# Entries shown:

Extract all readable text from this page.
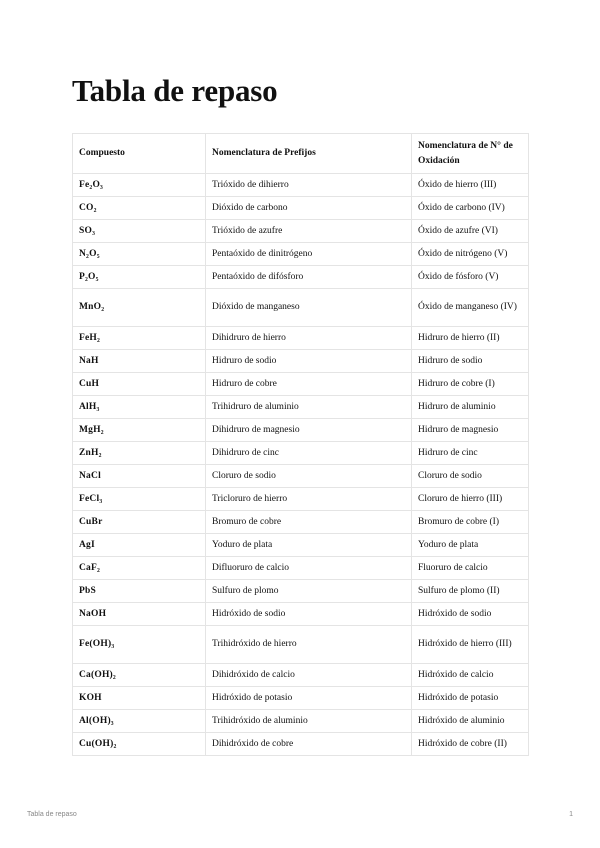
Tabla de repaso
Compuesto	Nomenclatura de Prefijos	Nomenclatura de N° de Oxidación
Fe₂O₃	Trióxido de dihierro	Óxido de hierro (III)
CO₂	Dióxido de carbono	Óxido de carbono (IV)
SO₃	Trióxido de azufre	Óxido de azufre (VI)
N₂O₅	Pentaóxido de dinitrógeno	Óxido de nitrógeno (V)
P₂O₅	Pentaóxido de difósforo	Óxido de fósforo (V)
MnO₂	Dióxido de manganeso	Óxido de manganeso (IV)
FeH₂	Dihidruro de hierro	Hidruro de hierro (II)
NaH	Hidruro de sodio	Hidruro de sodio
CuH	Hidruro de cobre	Hidruro de cobre (I)
AlH₃	Trihidruro de aluminio	Hidruro de aluminio
MgH₂	Dihidruro de magnesio	Hidruro de magnesio
ZnH₂	Dihidruro de cinc	Hidruro de cinc
NaCl	Cloruro de sodio	Cloruro de sodio
FeCl₃	Tricloruro de hierro	Cloruro de hierro (III)
CuBr	Bromuro de cobre	Bromuro de cobre (I)
AgI	Yoduro de plata	Yoduro de plata
CaF₂	Difluoruro de calcio	Fluoruro de calcio
PbS	Sulfuro de plomo	Sulfuro de plomo (II)
NaOH	Hidróxido de sodio	Hidróxido de sodio
Fe(OH)₃	Trihidróxido de hierro	Hidróxido de hierro (III)
Ca(OH)₂	Dihidróxido de calcio	Hidróxido de calcio
KOH	Hidróxido de potasio	Hidróxido de potasio
Al(OH)₃	Trihidróxido de aluminio	Hidróxido de aluminio
Cu(OH)₂	Dihidróxido de cobre	Hidróxido de cobre (II)
Tabla de repaso	1
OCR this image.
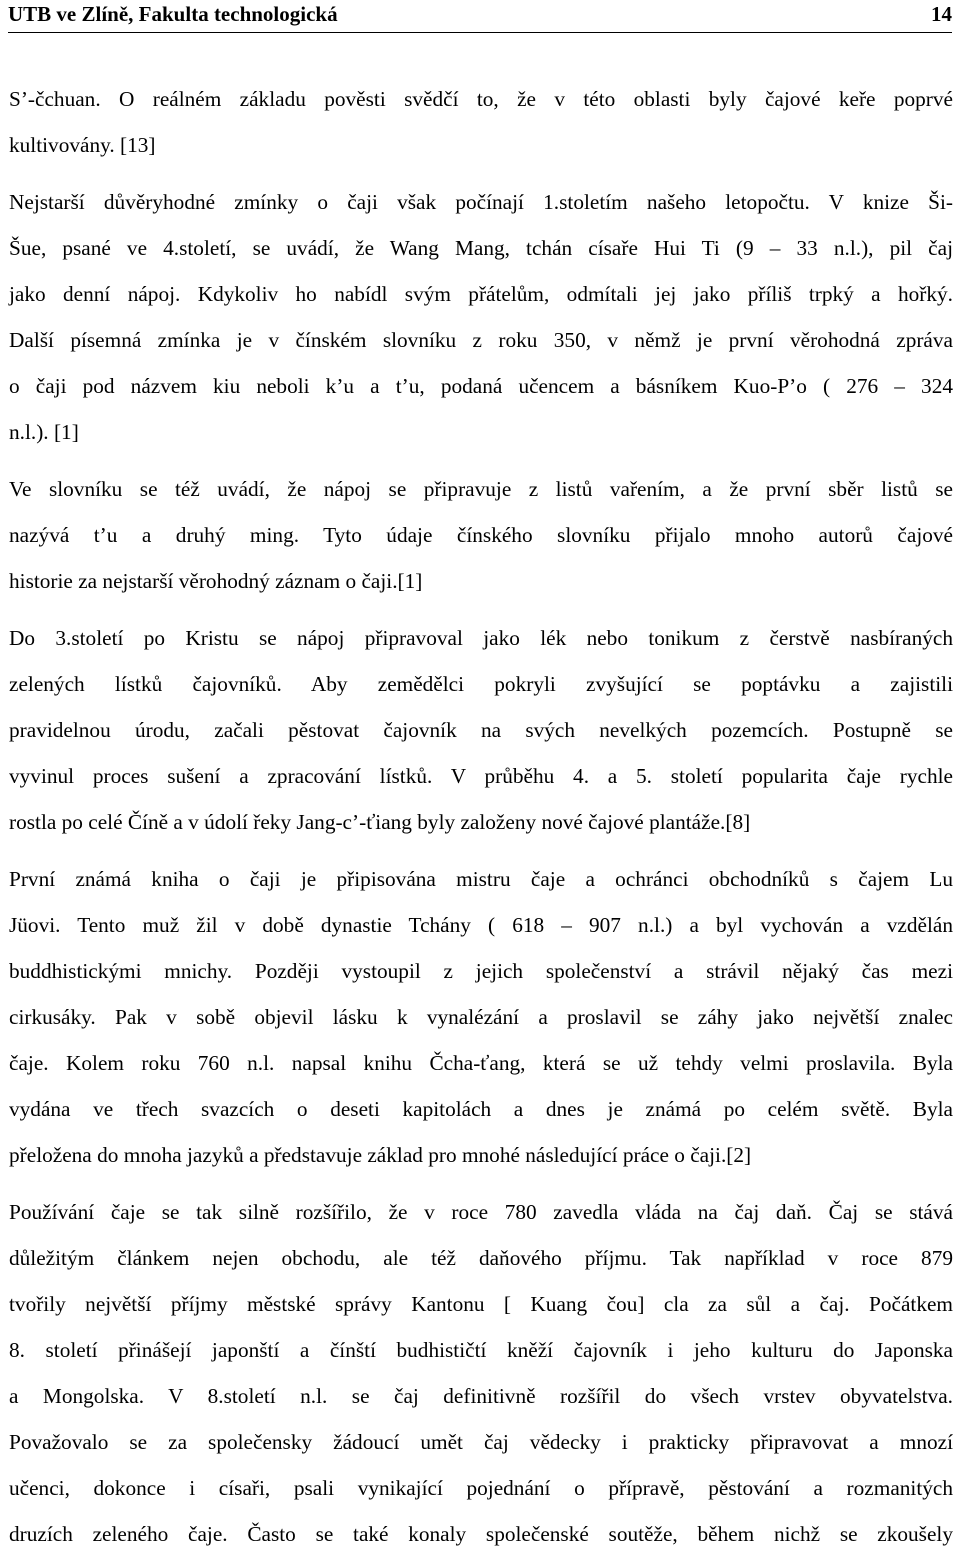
UTB ve Zlíně, Fakulta technologická	14

S’-čchuan. O reálném základu pověsti svědčí to, že v této oblasti byly čajové keře poprvé
kultivovány. [13]

Nejstarší důvěryhodné zmínky o čaji však počínají 1.stoletím našeho letopočtu. V knize Ši-
Šue, psané ve 4.století, se uvádí, že Wang Mang, tchán císaře Hui Ti (9 – 33 n.l.), pil čaj
jako denní nápoj. Kdykoliv ho nabídl svým přátelům, odmítali jej jako příliš trpký a hořký.
Další písemná zmínka je v čínském slovníku z roku 350, v němž je první věrohodná zpráva
o čaji pod názvem kiu neboli k’u a t’u, podaná učencem a básníkem Kuo-P’o ( 276 – 324
n.l.). [1]

Ve slovníku se též uvádí, že nápoj se připravuje z listů vařením, a že první sběr listů se
nazývá t’u a druhý ming. Tyto údaje čínského slovníku přijalo mnoho autorů čajové
historie za nejstarší věrohodný záznam o čaji.[1]

Do 3.století po Kristu se nápoj připravoval jako lék nebo tonikum z čerstvě nasbíraných
zelených lístků čajovníků. Aby zemědělci pokryli zvyšující se poptávku a zajistili
pravidelnou úrodu, začali pěstovat čajovník na svých nevelkých pozemcích. Postupně se
vyvinul proces sušení a zpracování lístků. V průběhu 4. a 5. století popularita čaje rychle
rostla po celé Číně a v údolí řeky Jang-c’-ťiang byly založeny nové čajové plantáže.[8]

První známá kniha o čaji je připisována mistru čaje a ochránci obchodníků s čajem Lu
Jüovi. Tento muž žil v době dynastie Tchány ( 618 – 907 n.l.) a byl vychován a vzdělán
buddhistickými mnichy. Později vystoupil z jejich společenství a strávil nějaký čas mezi
cirkusáky. Pak v sobě objevil lásku k vynalézání a proslavil se záhy jako největší znalec
čaje. Kolem roku 760 n.l. napsal knihu Čcha-ťang, která se už tehdy velmi proslavila. Byla
vydána ve třech svazcích o deseti kapitolách a dnes je známá po celém světě. Byla
přeložena do mnoha jazyků a představuje základ pro mnohé následující práce o čaji.[2]

Používání čaje se tak silně rozšířilo, že v roce 780 zavedla vláda na čaj daň. Čaj se stává
důležitým článkem nejen obchodu, ale též daňového příjmu. Tak například v roce 879
tvořily největší příjmy městské správy Kantonu [ Kuang čou] cla za sůl a čaj. Počátkem
8. století přinášejí japonští a čínští budhističtí kněží čajovník i jeho kulturu do Japonska
a Mongolska. V 8.století n.l. se čaj definitivně rozšířil do všech vrstev obyvatelstva.
Považovalo se za společensky žádoucí umět čaj vědecky i prakticky připravovat a mnozí
učenci, dokonce i císaři, psali vynikající pojednání o přípravě, pěstování a rozmanitých
druzích zeleného čaje. Často se také konaly společenské soutěže, během nichž se zkoušely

# Stated problem:
All records above are to be printed exactly, minus the pictures they contain.

# Written solution:
Extract all readable text from this page.
Tabla de repaso
Compuesto	Nomenclatura de Prefijos	Nomenclatura de N° de Oxidación
Fe₂O₃	Trióxido de dihierro	Óxido de hierro (III)
CO₂	Dióxido de carbono	Óxido de carbono (IV)
SO₃	Trióxido de azufre	Óxido de azufre (VI)
N₂O₅	Pentaóxido de dinitrógeno	Óxido de nitrógeno (V)
P₂O₅	Pentaóxido de difósforo	Óxido de fósforo (V)
MnO₂	Dióxido de manganeso	Óxido de manganeso (IV)
FeH₂	Dihidruro de hierro	Hidruro de hierro (II)
NaH	Hidruro de sodio	Hidruro de sodio
CuH	Hidruro de cobre	Hidruro de cobre (I)
AlH₃	Trihidruro de aluminio	Hidruro de aluminio
MgH₂	Dihidruro de magnesio	Hidruro de magnesio
ZnH₂	Dihidruro de cinc	Hidruro de cinc
NaCl	Cloruro de sodio	Cloruro de sodio
FeCl₃	Tricloruro de hierro	Cloruro de hierro (III)
CuBr	Bromuro de cobre	Bromuro de cobre (I)
AgI	Yoduro de plata	Yoduro de plata
CaF₂	Difluoruro de calcio	Fluoruro de calcio
PbS	Sulfuro de plomo	Sulfuro de plomo (II)
NaOH	Hidróxido de sodio	Hidróxido de sodio
Fe(OH)₃	Trihidróxido de hierro	Hidróxido de hierro (III)
Ca(OH)₂	Dihidróxido de calcio	Hidróxido de calcio
KOH	Hidróxido de potasio	Hidróxido de potasio
Al(OH)₃	Trihidróxido de aluminio	Hidróxido de aluminio
Cu(OH)₂	Dihidróxido de cobre	Hidróxido de cobre (II)
Tabla de repaso	1
OCR this image.
UTB ve Zlíně, Fakulta technologická	14

S’-čchuan. O reálném základu pověsti svědčí to, že v této oblasti byly čajové keře poprvé
kultivovány. [13]

Nejstarší důvěryhodné zmínky o čaji však počínají 1.stoletím našeho letopočtu. V knize Ši-
Šue, psané ve 4.století, se uvádí, že Wang Mang, tchán císaře Hui Ti (9 – 33 n.l.), pil čaj
jako denní nápoj. Kdykoliv ho nabídl svým přátelům, odmítali jej jako příliš trpký a hořký.
Další písemná zmínka je v čínském slovníku z roku 350, v němž je první věrohodná zpráva
o čaji pod názvem kiu neboli k’u a t’u, podaná učencem a básníkem Kuo-P’o ( 276 – 324
n.l.). [1]

Ve slovníku se též uvádí, že nápoj se připravuje z listů vařením, a že první sběr listů se
nazývá t’u a druhý ming. Tyto údaje čínského slovníku přijalo mnoho autorů čajové
historie za nejstarší věrohodný záznam o čaji.[1]

Do 3.století po Kristu se nápoj připravoval jako lék nebo tonikum z čerstvě nasbíraných
zelených lístků čajovníků. Aby zemědělci pokryli zvyšující se poptávku a zajistili
pravidelnou úrodu, začali pěstovat čajovník na svých nevelkých pozemcích. Postupně se
vyvinul proces sušení a zpracování lístků. V průběhu 4. a 5. století popularita čaje rychle
rostla po celé Číně a v údolí řeky Jang-c’-ťiang byly založeny nové čajové plantáže.[8]

První známá kniha o čaji je připisována mistru čaje a ochránci obchodníků s čajem Lu
Jüovi. Tento muž žil v době dynastie Tchány ( 618 – 907 n.l.) a byl vychován a vzdělán
buddhistickými mnichy. Později vystoupil z jejich společenství a strávil nějaký čas mezi
cirkusáky. Pak v sobě objevil lásku k vynalézání a proslavil se záhy jako největší znalec
čaje. Kolem roku 760 n.l. napsal knihu Čcha-ťang, která se už tehdy velmi proslavila. Byla
vydána ve třech svazcích o deseti kapitolách a dnes je známá po celém světě. Byla
přeložena do mnoha jazyků a představuje základ pro mnohé následující práce o čaji.[2]

Používání čaje se tak silně rozšířilo, že v roce 780 zavedla vláda na čaj daň. Čaj se stává
důležitým článkem nejen obchodu, ale též daňového příjmu. Tak například v roce 879
tvořily největší příjmy městské správy Kantonu [ Kuang čou] cla za sůl a čaj. Počátkem
8. století přinášejí japonští a čínští budhističtí kněží čajovník i jeho kulturu do Japonska
a Mongolska. V 8.století n.l. se čaj definitivně rozšířil do všech vrstev obyvatelstva.
Považovalo se za společensky žádoucí umět čaj vědecky i prakticky připravovat a mnozí
učenci, dokonce i císaři, psali vynikající pojednání o přípravě, pěstování a rozmanitých
druzích zeleného čaje. Často se také konaly společenské soutěže, během nichž se zkoušely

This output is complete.